● **Stated task**: Which lines contain the string "document"? Please list every one of them.

● **Source material**:

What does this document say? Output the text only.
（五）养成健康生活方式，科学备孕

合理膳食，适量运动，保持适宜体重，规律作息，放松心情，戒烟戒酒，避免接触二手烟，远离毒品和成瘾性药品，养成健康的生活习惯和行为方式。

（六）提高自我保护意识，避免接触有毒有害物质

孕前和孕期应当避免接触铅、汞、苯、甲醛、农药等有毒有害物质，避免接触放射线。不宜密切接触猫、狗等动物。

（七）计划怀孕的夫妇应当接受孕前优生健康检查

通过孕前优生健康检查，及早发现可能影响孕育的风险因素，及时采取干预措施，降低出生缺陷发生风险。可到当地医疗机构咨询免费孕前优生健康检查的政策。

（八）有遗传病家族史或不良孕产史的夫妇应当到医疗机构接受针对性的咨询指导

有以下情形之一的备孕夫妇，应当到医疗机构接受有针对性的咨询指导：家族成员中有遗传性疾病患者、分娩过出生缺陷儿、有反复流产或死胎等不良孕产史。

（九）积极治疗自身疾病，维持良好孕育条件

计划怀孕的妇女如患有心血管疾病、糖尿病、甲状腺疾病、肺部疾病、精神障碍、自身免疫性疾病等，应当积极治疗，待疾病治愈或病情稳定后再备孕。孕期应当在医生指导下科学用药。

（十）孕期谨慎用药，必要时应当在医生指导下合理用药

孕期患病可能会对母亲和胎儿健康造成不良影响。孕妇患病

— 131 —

--

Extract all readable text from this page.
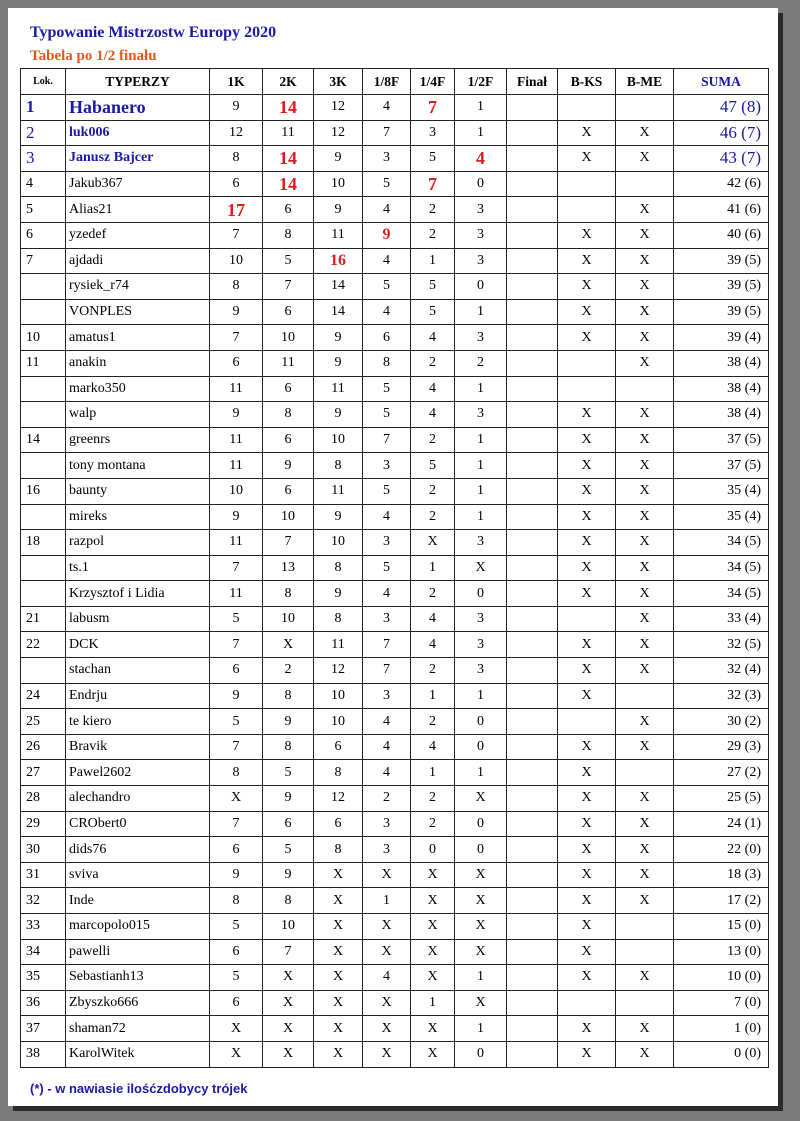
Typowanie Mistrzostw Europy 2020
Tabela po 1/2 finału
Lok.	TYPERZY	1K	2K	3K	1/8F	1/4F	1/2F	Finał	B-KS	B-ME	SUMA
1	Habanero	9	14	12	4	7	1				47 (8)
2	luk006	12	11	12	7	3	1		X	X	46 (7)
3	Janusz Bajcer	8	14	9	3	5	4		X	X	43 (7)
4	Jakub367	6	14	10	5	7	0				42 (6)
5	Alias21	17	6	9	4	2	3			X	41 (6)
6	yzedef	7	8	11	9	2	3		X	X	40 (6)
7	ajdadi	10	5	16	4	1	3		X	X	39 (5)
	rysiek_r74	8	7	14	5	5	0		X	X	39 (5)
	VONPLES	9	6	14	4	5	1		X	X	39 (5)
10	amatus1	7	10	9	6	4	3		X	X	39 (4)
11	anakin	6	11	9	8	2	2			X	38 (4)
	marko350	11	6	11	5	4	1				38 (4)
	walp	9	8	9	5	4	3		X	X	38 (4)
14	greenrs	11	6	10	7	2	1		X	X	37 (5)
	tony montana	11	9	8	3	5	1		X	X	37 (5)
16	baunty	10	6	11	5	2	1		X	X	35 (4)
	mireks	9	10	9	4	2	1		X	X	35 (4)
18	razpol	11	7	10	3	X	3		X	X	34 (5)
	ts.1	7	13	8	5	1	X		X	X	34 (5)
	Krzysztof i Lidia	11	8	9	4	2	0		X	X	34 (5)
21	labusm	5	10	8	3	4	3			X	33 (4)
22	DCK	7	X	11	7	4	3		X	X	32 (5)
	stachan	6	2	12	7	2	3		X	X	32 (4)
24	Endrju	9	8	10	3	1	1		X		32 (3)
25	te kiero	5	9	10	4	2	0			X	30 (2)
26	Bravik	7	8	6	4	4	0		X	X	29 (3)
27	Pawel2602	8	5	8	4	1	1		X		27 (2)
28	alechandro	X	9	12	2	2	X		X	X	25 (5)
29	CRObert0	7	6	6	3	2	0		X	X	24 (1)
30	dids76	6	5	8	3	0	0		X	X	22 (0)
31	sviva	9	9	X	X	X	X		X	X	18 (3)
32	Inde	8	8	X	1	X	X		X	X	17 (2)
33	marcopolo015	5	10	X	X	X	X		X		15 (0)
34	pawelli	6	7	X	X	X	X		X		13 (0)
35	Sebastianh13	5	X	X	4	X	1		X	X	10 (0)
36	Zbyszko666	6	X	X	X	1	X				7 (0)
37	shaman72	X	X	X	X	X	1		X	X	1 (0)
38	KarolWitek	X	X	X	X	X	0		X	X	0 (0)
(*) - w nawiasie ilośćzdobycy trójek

...

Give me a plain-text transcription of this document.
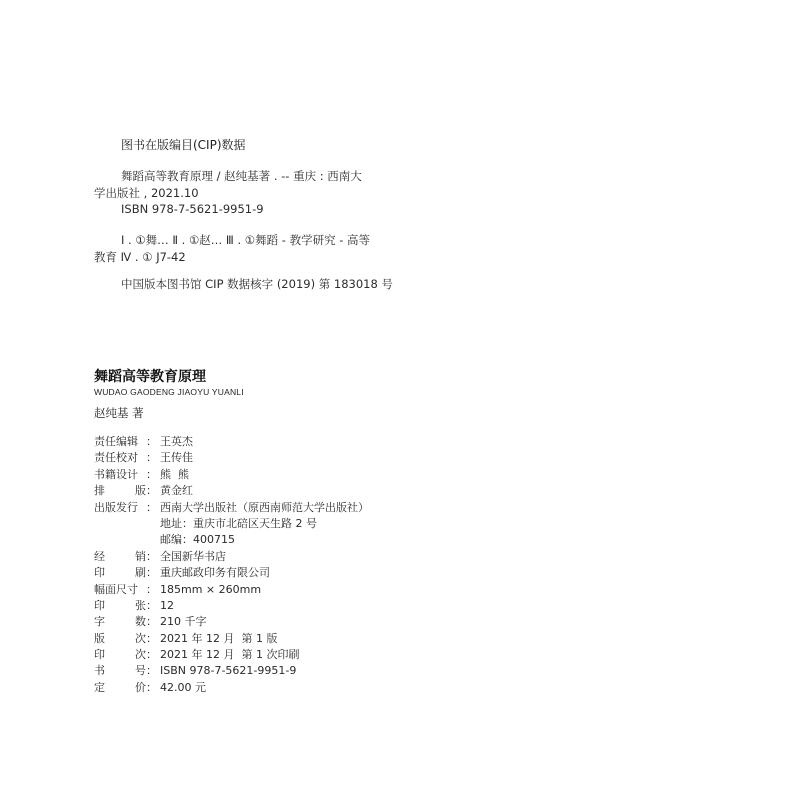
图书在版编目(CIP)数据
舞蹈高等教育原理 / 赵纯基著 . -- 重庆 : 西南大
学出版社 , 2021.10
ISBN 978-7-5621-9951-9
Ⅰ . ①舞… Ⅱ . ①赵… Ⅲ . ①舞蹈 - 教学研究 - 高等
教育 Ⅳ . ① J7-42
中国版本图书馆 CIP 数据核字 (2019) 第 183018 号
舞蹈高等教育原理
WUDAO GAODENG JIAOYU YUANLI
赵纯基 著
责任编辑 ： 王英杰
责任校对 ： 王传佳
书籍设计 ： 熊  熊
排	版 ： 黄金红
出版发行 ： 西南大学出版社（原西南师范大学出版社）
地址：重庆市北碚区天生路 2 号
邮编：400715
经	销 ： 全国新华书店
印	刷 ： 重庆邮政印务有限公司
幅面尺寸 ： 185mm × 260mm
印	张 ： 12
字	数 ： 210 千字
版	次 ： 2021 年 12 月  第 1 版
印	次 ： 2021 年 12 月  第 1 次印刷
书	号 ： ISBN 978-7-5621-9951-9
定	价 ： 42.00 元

● **Expected output**:
What does this document say? Output the text only.
Give me a plain-text transcription of this document.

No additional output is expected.